▶ **WHAT YOU NEED TO DO**
Report how many lines contain "title", with no other words.

======== DATA SECTION

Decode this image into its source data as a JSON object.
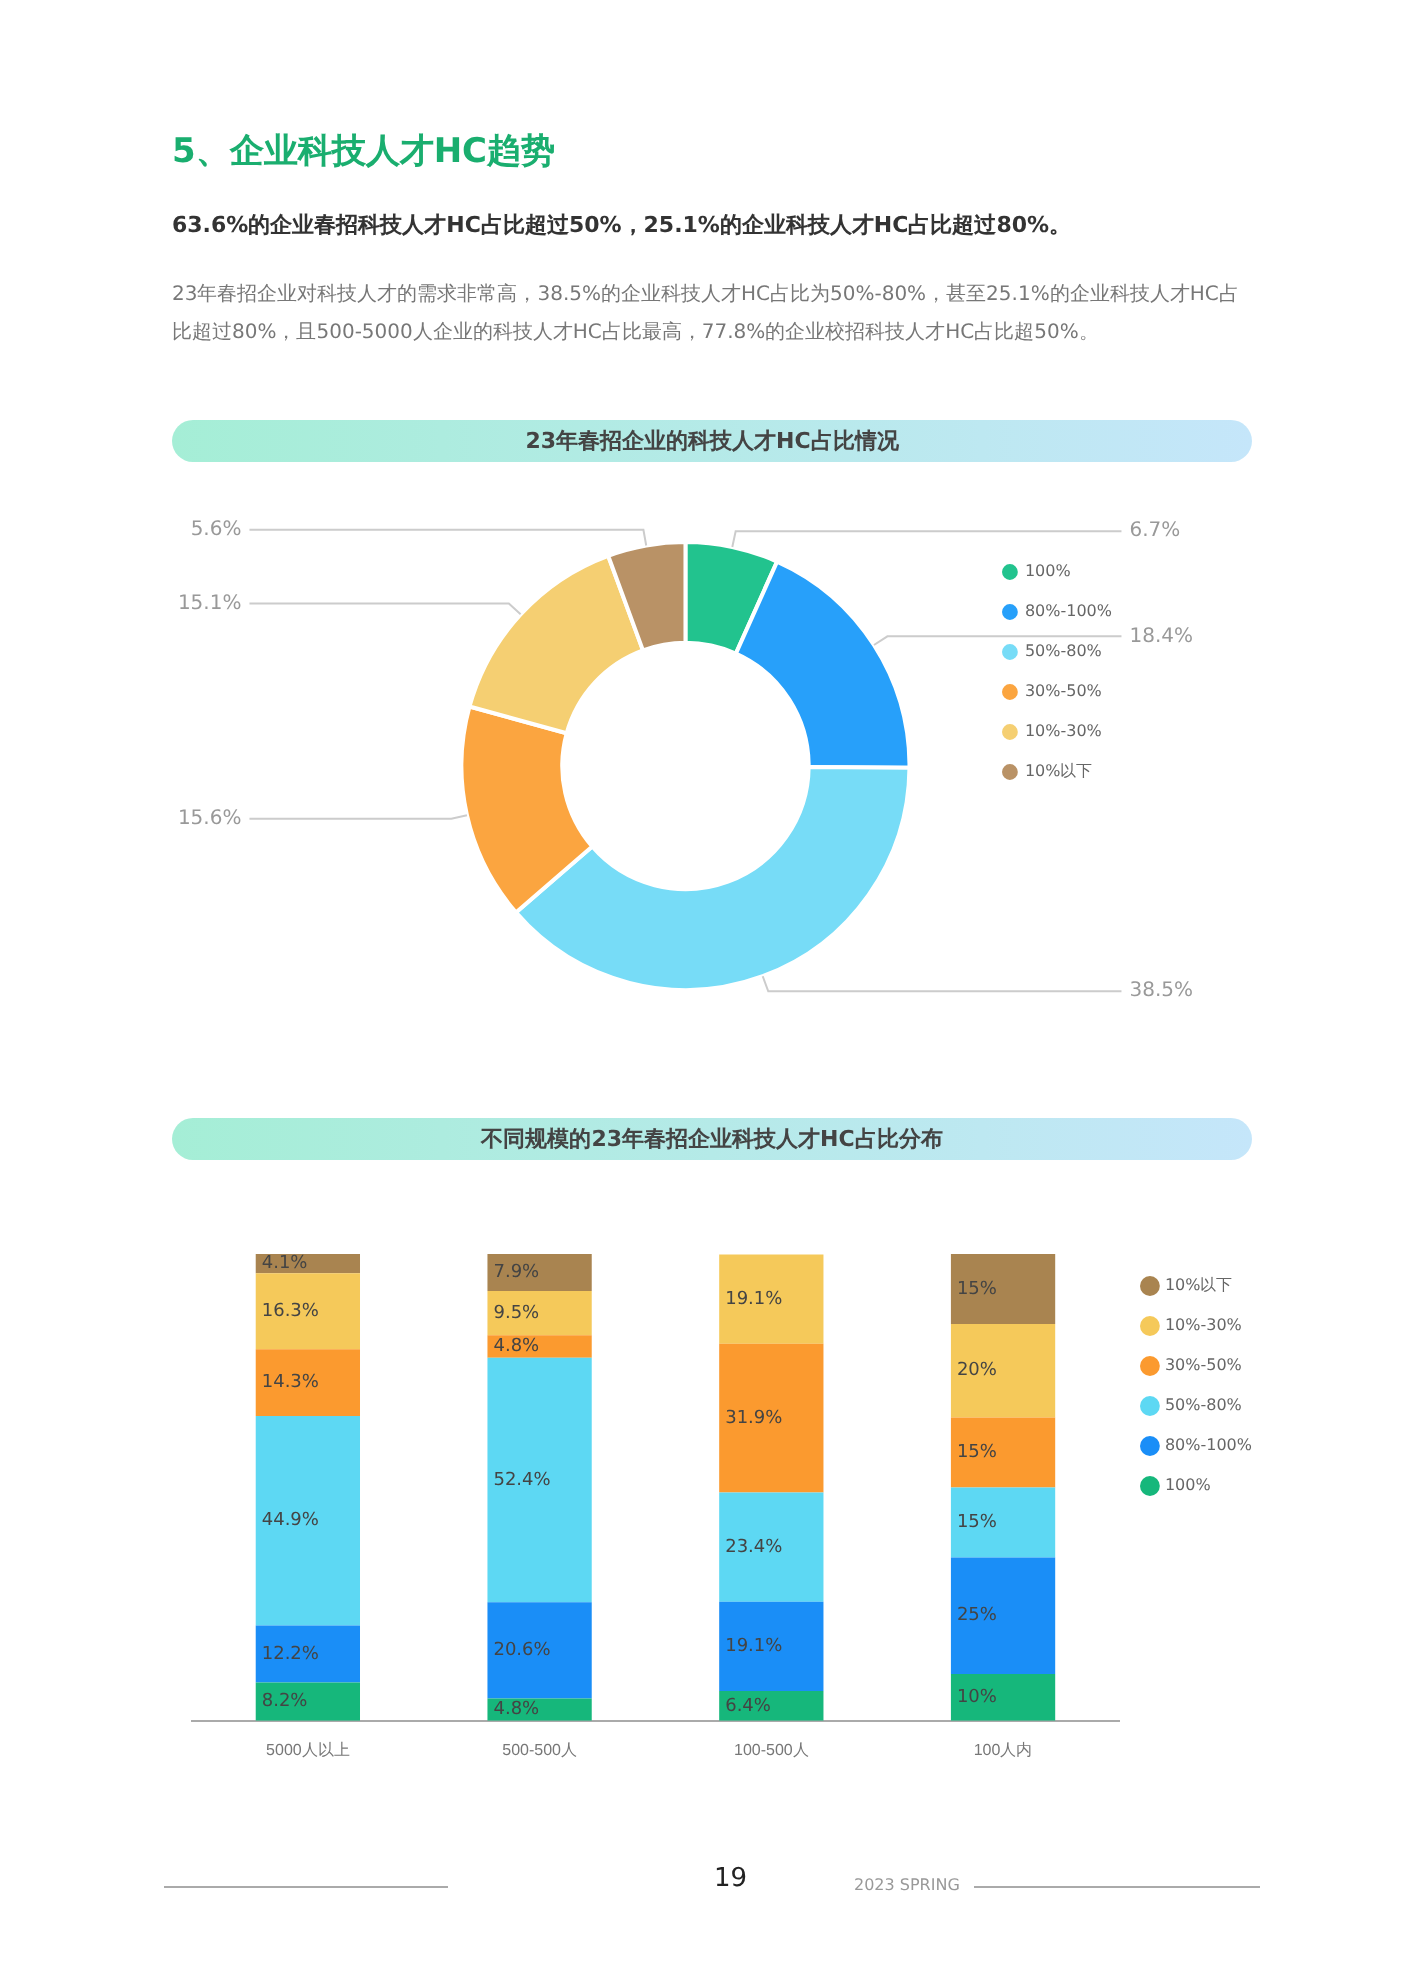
{
  "chart_data": [
    {
      "type": "donut",
      "title": "23年春招企业的科技人才HC占比情况",
      "annotations": [
        "5、企业科技人才HC趋势",
        "63.6%的企业春招科技人才HC占比超过50%，25.1%的企业科技人才HC占比超过80%。",
        "23年春招企业对科技人才的需求非常高，38.5%的企业科技人才HC占比为50%-80%，甚至25.1%的企业科技人才HC占比超过80%，且500-5000人企业的科技人才HC占比最高，77.8%的企业校招科技人才HC占比超50%。"
      ],
      "categories": [
        "100%",
        "80%-100%",
        "50%-80%",
        "30%-50%",
        "10%-30%",
        "10%以下"
      ],
      "values": [
        6.7,
        18.4,
        38.5,
        15.6,
        15.1,
        5.6
      ],
      "value_labels": [
        "6.7%",
        "18.4%",
        "38.5%",
        "15.6%",
        "15.1%",
        "5.6%"
      ],
      "colors": [
        "#22c38e",
        "#27a0fa",
        "#77dcf7",
        "#fba540",
        "#f5cf72",
        "#b99266"
      ],
      "legend": "top right"
    },
    {
      "type": "bar",
      "title": "不同规模的23年春招企业科技人才HC占比分布",
      "stacked": true,
      "legend": "top right",
      "grid": false,
      "annotations": [
        "19",
        "2023 SPRING"
      ],
      "categories": [
        "5000人以上",
        "500-500人",
        "100-500人",
        "100人内"
      ],
      "series": [
        {
          "name": "100%",
          "color": "#16b77b",
          "values": [
            8.2,
            4.8,
            6.4,
            10
          ],
          "value_labels": [
            "8.2%",
            "4.8%",
            "6.4%",
            "10%"
          ]
        },
        {
          "name": "80%-100%",
          "color": "#1a8ef7",
          "values": [
            12.2,
            20.6,
            19.1,
            25
          ],
          "value_labels": [
            "12.2%",
            "20.6%",
            "19.1%",
            "25%"
          ]
        },
        {
          "name": "50%-80%",
          "color": "#5dd8f3",
          "values": [
            44.9,
            52.4,
            23.4,
            15
          ],
          "value_labels": [
            "44.9%",
            "52.4%",
            "23.4%",
            "15%"
          ]
        },
        {
          "name": "30%-50%",
          "color": "#fb9a2f",
          "values": [
            14.3,
            4.8,
            31.9,
            15
          ],
          "value_labels": [
            "14.3%",
            "4.8%",
            "31.9%",
            "15%"
          ]
        },
        {
          "name": "10%-30%",
          "color": "#f5c95a",
          "values": [
            16.3,
            9.5,
            19.1,
            20
          ],
          "value_labels": [
            "16.3%",
            "9.5%",
            "19.1%",
            "20%"
          ]
        },
        {
          "name": "10%以下",
          "color": "#a98450",
          "values": [
            4.1,
            7.9,
            null,
            15
          ],
          "value_labels": [
            "4.1%",
            "7.9%",
            null,
            "15%"
          ]
        }
      ]
    }
  ]
}
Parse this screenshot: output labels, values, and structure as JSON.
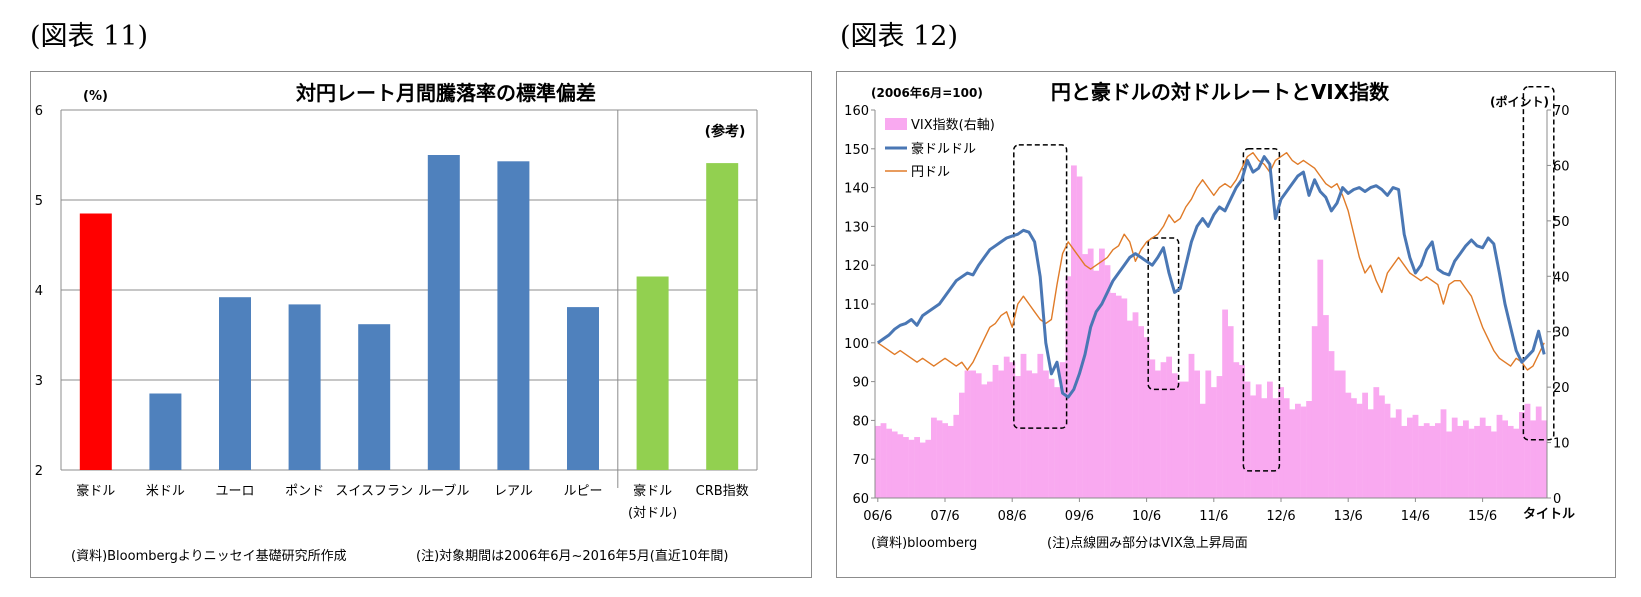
{
  "figures": {
    "left_label": "(図表 11)",
    "right_label": "(図表 12)"
  },
  "chart_data": [
    {
      "type": "bar",
      "title": "対円レート月間騰落率の標準偏差",
      "y_unit_label": "(%)",
      "ylim": [
        2,
        6
      ],
      "yticks": [
        "2",
        "3",
        "4",
        "5",
        "6"
      ],
      "categories": [
        "豪ドル",
        "米ドル",
        "ユーロ",
        "ポンド",
        "スイスフラン",
        "ルーブル",
        "レアル",
        "ルピー",
        "豪ドル",
        "CRB指数"
      ],
      "category_sublabels": [
        "",
        "",
        "",
        "",
        "",
        "",
        "",
        "",
        "(対ドル)",
        ""
      ],
      "values": [
        4.85,
        2.85,
        3.92,
        3.84,
        3.62,
        5.5,
        5.43,
        3.81,
        4.15,
        5.41
      ],
      "bar_colors": [
        "#ff0000",
        "#4f81bd",
        "#4f81bd",
        "#4f81bd",
        "#4f81bd",
        "#4f81bd",
        "#4f81bd",
        "#4f81bd",
        "#92d050",
        "#92d050"
      ],
      "reference_label": "(参考)",
      "reference_start_index": 8,
      "grid": true,
      "source_note": "(資料)Bloombergよりニッセイ基礎研究所作成",
      "period_note": "(注)対象期間は2006年6月~2016年5月(直近10年間)"
    },
    {
      "type": "line",
      "title": "円と豪ドルの対ドルレートとVIX指数",
      "left_axis_label": "(2006年6月=100)",
      "right_axis_label": "(ポイント)",
      "ylim_left": [
        60,
        160
      ],
      "yticks_left": [
        "60",
        "70",
        "80",
        "90",
        "100",
        "110",
        "120",
        "130",
        "140",
        "150",
        "160"
      ],
      "ylim_right": [
        0,
        70
      ],
      "yticks_right": [
        "0",
        "10",
        "20",
        "30",
        "40",
        "50",
        "60",
        "70"
      ],
      "xticks": [
        "06/6",
        "07/6",
        "08/6",
        "09/6",
        "10/6",
        "11/6",
        "12/6",
        "13/6",
        "14/6",
        "15/6"
      ],
      "x_axis_suffix": "タイトル",
      "x_start": "2006-06",
      "months": 120,
      "series": [
        {
          "name": "VIX指数(右軸)",
          "kind": "bar",
          "axis": "right",
          "color": "#f9a9f0",
          "values": [
            13.0,
            13.5,
            12.5,
            12.0,
            11.5,
            11.0,
            10.5,
            11.0,
            10.0,
            10.5,
            14.5,
            14.0,
            13.5,
            13.0,
            15.0,
            19.0,
            23.0,
            23.0,
            22.5,
            20.5,
            21.0,
            24.0,
            23.0,
            25.5,
            24.5,
            22.0,
            26.0,
            23.0,
            22.5,
            26.0,
            23.0,
            21.5,
            20.0,
            24.5,
            40.0,
            60.0,
            58.0,
            44.0,
            45.0,
            41.0,
            45.0,
            42.0,
            37.0,
            36.5,
            36.0,
            32.0,
            33.5,
            31.0,
            29.0,
            25.0,
            23.0,
            24.5,
            25.5,
            22.5,
            21.0,
            21.0,
            26.0,
            23.0,
            17.0,
            23.0,
            20.0,
            22.0,
            34.0,
            31.0,
            24.5,
            24.0,
            21.0,
            18.5,
            20.5,
            18.0,
            21.0,
            18.0,
            20.0,
            18.0,
            16.0,
            17.0,
            16.5,
            17.5,
            31.0,
            43.0,
            33.0,
            26.5,
            23.0,
            23.0,
            19.0,
            18.0,
            17.0,
            19.0,
            16.0,
            20.0,
            18.5,
            17.0,
            14.5,
            16.0,
            13.0,
            14.5,
            15.0,
            13.0,
            13.5,
            13.0,
            13.5,
            16.0,
            12.0,
            14.5,
            13.0,
            14.0,
            12.5,
            13.0,
            14.5,
            13.0,
            12.0,
            15.0,
            14.0,
            13.0,
            12.5,
            15.5,
            17.0,
            14.0,
            16.5,
            14.0
          ]
        },
        {
          "name": "豪ドルドル",
          "kind": "line",
          "axis": "left",
          "color": "#4a77b4",
          "values": [
            100.0,
            101.0,
            102.0,
            103.5,
            104.5,
            105.0,
            106.0,
            104.5,
            107.0,
            108.0,
            109.0,
            110.0,
            112.0,
            114.0,
            116.0,
            117.0,
            118.0,
            117.5,
            120.0,
            122.0,
            124.0,
            125.0,
            126.0,
            127.0,
            127.5,
            128.0,
            129.0,
            128.5,
            126.0,
            117.0,
            100.0,
            92.0,
            95.0,
            87.0,
            86.0,
            88.0,
            92.0,
            97.0,
            104.0,
            108.0,
            110.0,
            113.0,
            116.0,
            118.0,
            120.0,
            122.0,
            123.0,
            122.0,
            121.0,
            120.0,
            122.0,
            124.5,
            118.0,
            113.0,
            114.0,
            120.0,
            126.0,
            130.0,
            132.0,
            130.0,
            133.0,
            135.0,
            134.0,
            137.0,
            140.0,
            142.0,
            147.0,
            144.0,
            145.0,
            148.0,
            146.0,
            132.0,
            137.0,
            139.0,
            141.0,
            143.0,
            144.0,
            138.0,
            142.0,
            139.0,
            137.5,
            134.0,
            136.0,
            140.0,
            138.5,
            139.5,
            140.0,
            139.0,
            140.0,
            140.5,
            139.5,
            138.0,
            140.0,
            139.5,
            128.0,
            122.0,
            118.0,
            120.0,
            124.0,
            126.0,
            119.0,
            118.0,
            117.5,
            121.0,
            123.0,
            125.0,
            126.5,
            125.0,
            124.5,
            127.0,
            125.5,
            118.0,
            110.0,
            104.0,
            98.0,
            95.0,
            96.5,
            98.0,
            103.0,
            97.0
          ]
        },
        {
          "name": "円ドル",
          "kind": "line",
          "axis": "left",
          "color": "#e07b28",
          "values": [
            100.0,
            99.0,
            98.0,
            97.0,
            98.0,
            97.0,
            96.0,
            95.0,
            96.0,
            95.0,
            94.0,
            95.0,
            96.0,
            95.0,
            94.0,
            95.0,
            93.0,
            95.0,
            98.0,
            101.0,
            104.0,
            105.0,
            107.0,
            108.0,
            104.0,
            110.0,
            112.0,
            110.0,
            108.0,
            106.0,
            105.0,
            106.0,
            115.0,
            123.0,
            126.0,
            124.0,
            122.0,
            120.0,
            119.0,
            120.0,
            121.0,
            122.0,
            124.0,
            125.0,
            128.0,
            126.0,
            121.0,
            124.0,
            126.0,
            127.0,
            128.0,
            130.0,
            133.0,
            131.0,
            132.0,
            135.0,
            137.0,
            140.0,
            142.0,
            140.0,
            138.0,
            140.0,
            141.0,
            140.0,
            142.0,
            145.0,
            148.0,
            149.0,
            147.0,
            146.0,
            144.0,
            147.0,
            148.0,
            149.0,
            147.0,
            146.0,
            147.0,
            146.0,
            145.0,
            143.0,
            141.0,
            140.0,
            141.0,
            138.0,
            134.0,
            128.0,
            122.0,
            118.0,
            120.0,
            116.0,
            113.0,
            118.0,
            120.0,
            122.0,
            120.0,
            118.0,
            117.0,
            116.0,
            117.0,
            116.0,
            115.0,
            110.0,
            115.0,
            116.0,
            116.0,
            114.0,
            112.0,
            108.0,
            104.0,
            101.0,
            98.0,
            96.0,
            95.0,
            94.0,
            96.0,
            95.0,
            93.0,
            94.0,
            97.0,
            100.0
          ]
        }
      ],
      "highlight_label": "(注)点線囲み部分はVIX急上昇局面",
      "source_note": "(資料)bloomberg"
    }
  ]
}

================

▶ **FULL SOLUTION**
4